**Tasks to perform:**
1. In the commentary on Islam in Germany, condense the paragraph beginning "To enjoy this privileged status" into a short bulleted list that keeps its main facts.
2. Name every religious community that the commentary on Islam in Germany says is organised as a public institution, noting any that hold that status in only one state.
3. Carry on writing the commentary on Islam in Germany from the point where it stops.

**Text block:**
◆ ◆ ◆ ◆ ◆

Islam in Germany

A poor second

Germany is a secular country, but the German legal framework approves of institutionalised religions in a biased way. The religions must organise themselves according to state standards and those standards are tailored toward the structures of the Christian religion. A commentary by Alexander Goerlach

Religion in Germany is not a private affair. Government at all levels recognises religious communities as public institutions and encourages participation in them — Germans who register with the state as Roman Catholics, Protestants or Jews pay a ″religion tax″, which the government then sends to their respective institution. Religious groups are also allowed to give faith-based instruction in public schools: it′s not uncommon for a small-town pastor, priest or lay person to have a spot on the local senior school faculty.

To enjoy this privileged status, religious communities must have a defined set of beliefs, their members must be recorded and they must have historical and social significance. The Catholic, Protestant and Jewish religious communities are organised as public institutions; in the state of Berlin, Jehovah′s Witnesses and the Mormon Church are as well.

It might seem as if Islam, with 4.3 million adherents in Germany, would have qualified easily. But so far, the German government has resisted including it.

Anachronistic criteria

The reason is both simple and complex: Muslim communities are separated along ethnic lines as well as along denominational lines among Sunnis, Shias and Alawites. Often there is little unity among these groups, hence they fail the most important state criterion: a unified religious body with shared goals and doctrines.

Theologian and linguist Alexander Goerlach (photo: Lars Mensel)

◆ ◆ ◆ ◆ ◆

**Supplied data:**
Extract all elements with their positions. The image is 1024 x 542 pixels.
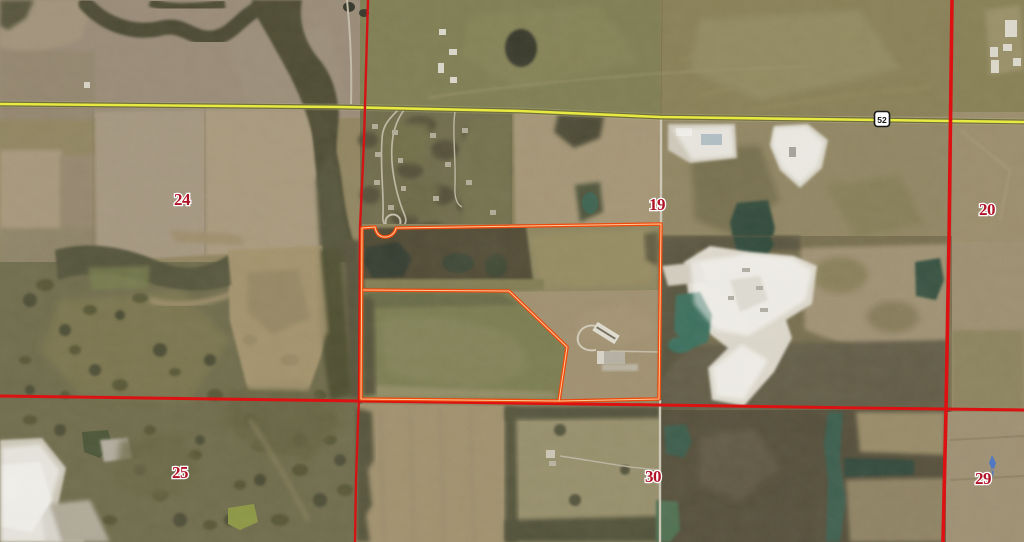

◆ ◆ ◆ ◆ ◆

**Expected responses:**
1.
- Requirements for privileged status: a defined set of beliefs, recorded members, and historical and social significance.
- Catholic, Protestant and Jewish communities are organised as public institutions.
- In Berlin, Jehovah′s Witnesses and the Mormon Church are also organised as public institutions.

2.
- Catholic
- Protestant
- Jewish
- Jehovah′s Witnesses (in the state of Berlin)
- Mormon Church (in the state of Berlin)

3.
Alexander Goerlach is a visiting academic at Harvard University where he lectures in the field of politics and religion at the Center for European Studies. The linguist and Doctor of Theology has also conducted research at institutions such as Cairo′s Al-Azhar University and the University of Ankara′s Faculty of Theology. He is founder and publisher of www.saveliberaldemocracy.com, writes for the New York Times and is a senior advisor to the Berggruen Institute, a think-tank based in Los Angeles

These requirements for a religion to get a privileged status in Germany highlight the anachronistic state of the secular federal republic in its approach to faith. The idea that the state can co-operate with religious groups in the same way it co-operates with, say, labour unions presumes a certain unity and hierarchy on the part of those groups. But Islam doesn′t work that way. It simply doesn′t fit within criteria written for the structured Christian churches that have shaped Europe, with bishops and baptismal registers.

And Germany is more Christian than outsiders might believe. Christian holidays like Easter, Ascension, Reformation Day and Corpus Christi are official holidays, but the important holy days of Judaism and Islam are not. In cities and villages across Germany, church bells ring and Christian church representatives broadcast their programs on state radio and television. The title of the law says it all: the Staatskirchenrecht, or the State and Church Law.

For quite some time, there have been demands that the law be renamed the Religionsrecht (Religion Law) and for it to include a wider diversity of religions. Though nothing much has changed on the national level, there has been progress in the states, where most of the country′s religious laws are promulgated. Bavaria, a conservative Catholic state that polls very high in measurements of xenophobia and anti-refugee sentiment, nevertheless has been running an Islamic-education pilot programme in schools; it is also home to Germany′s oldest mosques. Perhaps the Bavarians, precisely because they protect their own religious and cultural traditions so ferociously, are also the most willing to recognise and support the traditions of others.

″Islam belongs to Germany″

But it′s not only in Bavaria that reform is moving forward. In the Protestant-dominated north, Christian Wulff, a premier of Lower Saxony, set up training courses for future imams and Islamic religious teachers at the universities of Munster and Osnabruck. Later, when he was president of Germany, Mr. Wulff said, ″Islam belongs to Germany.″

Though Mr. Wulff served just two years as president before resigning in 2012 over allegations of corruption (since dropped), his actions on behalf of Islam — and that quotation in particular — set off a debate that continues across the country.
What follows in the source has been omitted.